Find and copy lines holding "John".

>> start

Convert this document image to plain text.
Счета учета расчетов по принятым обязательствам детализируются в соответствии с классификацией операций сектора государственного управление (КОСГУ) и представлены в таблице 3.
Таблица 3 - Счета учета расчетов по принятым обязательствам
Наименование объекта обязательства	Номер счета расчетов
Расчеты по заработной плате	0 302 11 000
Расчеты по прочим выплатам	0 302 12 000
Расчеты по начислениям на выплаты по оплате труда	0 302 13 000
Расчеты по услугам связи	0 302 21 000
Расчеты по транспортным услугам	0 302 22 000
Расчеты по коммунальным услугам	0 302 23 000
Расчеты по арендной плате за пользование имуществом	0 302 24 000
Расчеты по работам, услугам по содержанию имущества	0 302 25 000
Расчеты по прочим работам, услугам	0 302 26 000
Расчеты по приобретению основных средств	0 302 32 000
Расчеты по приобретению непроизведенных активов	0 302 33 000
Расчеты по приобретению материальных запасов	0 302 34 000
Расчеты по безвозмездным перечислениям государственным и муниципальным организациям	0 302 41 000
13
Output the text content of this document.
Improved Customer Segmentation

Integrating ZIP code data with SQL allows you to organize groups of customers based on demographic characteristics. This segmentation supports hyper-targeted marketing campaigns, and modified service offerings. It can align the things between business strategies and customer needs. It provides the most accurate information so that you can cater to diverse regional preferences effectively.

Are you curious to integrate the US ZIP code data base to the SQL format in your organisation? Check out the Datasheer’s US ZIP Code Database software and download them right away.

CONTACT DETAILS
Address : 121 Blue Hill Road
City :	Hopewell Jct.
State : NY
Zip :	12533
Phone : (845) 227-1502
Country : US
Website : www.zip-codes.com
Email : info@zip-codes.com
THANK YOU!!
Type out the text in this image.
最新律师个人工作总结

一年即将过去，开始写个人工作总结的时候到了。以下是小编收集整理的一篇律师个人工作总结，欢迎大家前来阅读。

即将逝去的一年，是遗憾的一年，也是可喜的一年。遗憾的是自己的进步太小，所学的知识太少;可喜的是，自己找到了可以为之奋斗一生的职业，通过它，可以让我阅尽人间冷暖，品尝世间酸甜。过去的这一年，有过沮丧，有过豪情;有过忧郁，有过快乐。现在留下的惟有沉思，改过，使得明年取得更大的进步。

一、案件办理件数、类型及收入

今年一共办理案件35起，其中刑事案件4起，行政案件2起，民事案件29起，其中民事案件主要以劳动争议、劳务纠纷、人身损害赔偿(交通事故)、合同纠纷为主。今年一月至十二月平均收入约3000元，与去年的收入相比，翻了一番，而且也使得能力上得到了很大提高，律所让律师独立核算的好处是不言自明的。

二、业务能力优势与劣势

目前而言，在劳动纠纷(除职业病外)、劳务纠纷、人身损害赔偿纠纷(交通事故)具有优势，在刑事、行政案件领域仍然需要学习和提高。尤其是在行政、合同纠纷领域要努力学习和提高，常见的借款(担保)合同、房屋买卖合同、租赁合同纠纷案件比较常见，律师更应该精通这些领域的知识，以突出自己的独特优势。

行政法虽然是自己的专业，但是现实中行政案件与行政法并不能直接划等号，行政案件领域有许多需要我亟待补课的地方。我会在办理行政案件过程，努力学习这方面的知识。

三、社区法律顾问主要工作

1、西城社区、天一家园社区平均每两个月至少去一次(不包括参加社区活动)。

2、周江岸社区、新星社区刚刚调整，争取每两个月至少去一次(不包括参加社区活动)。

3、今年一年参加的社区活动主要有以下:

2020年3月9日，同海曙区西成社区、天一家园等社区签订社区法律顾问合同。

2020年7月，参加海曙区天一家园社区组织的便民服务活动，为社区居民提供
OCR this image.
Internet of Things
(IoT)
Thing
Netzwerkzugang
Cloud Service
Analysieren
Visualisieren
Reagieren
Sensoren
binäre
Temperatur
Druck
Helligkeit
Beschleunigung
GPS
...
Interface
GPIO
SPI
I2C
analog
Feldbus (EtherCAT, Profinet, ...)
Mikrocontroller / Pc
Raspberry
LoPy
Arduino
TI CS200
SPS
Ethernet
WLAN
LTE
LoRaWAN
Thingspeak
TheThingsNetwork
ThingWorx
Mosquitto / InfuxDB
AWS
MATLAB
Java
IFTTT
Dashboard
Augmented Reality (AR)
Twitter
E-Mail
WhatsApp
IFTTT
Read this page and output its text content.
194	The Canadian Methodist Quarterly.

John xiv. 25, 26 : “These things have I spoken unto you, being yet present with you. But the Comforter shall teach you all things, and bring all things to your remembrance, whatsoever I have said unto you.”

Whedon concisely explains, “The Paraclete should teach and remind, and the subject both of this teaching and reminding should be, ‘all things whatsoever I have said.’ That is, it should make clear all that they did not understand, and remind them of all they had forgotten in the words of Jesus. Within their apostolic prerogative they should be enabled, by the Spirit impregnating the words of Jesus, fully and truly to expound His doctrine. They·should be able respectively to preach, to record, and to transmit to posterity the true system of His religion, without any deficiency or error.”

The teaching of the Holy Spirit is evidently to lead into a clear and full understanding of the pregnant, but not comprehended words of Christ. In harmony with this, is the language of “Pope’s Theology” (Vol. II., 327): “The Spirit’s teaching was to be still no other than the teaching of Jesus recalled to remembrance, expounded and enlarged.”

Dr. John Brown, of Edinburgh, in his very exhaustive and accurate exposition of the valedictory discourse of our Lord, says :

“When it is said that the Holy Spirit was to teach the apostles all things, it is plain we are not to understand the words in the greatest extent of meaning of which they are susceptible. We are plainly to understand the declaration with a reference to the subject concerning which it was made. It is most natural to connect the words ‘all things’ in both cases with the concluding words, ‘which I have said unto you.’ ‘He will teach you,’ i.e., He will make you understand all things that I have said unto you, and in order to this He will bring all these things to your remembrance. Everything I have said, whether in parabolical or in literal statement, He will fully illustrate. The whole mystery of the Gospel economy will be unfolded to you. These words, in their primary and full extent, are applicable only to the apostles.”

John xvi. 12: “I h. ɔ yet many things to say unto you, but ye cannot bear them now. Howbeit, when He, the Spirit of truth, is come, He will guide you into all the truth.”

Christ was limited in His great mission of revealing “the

>> end

The result:
John xiv. 25, 26 : “These things have I spoken unto you, being yet present with you. But the Comforter shall teach you all things, and bring all things to your remembrance, whatsoever I have said unto you.”
Dr. John Brown, of Edinburgh, in his very exhaustive and accurate exposition of the valedictory discourse of our Lord, says :
John xvi. 12: “I h. ɔ yet many things to say unto you, but ye cannot bear them now. Howbeit, when He, the Spirit of truth, is come, He will guide you into all the truth.”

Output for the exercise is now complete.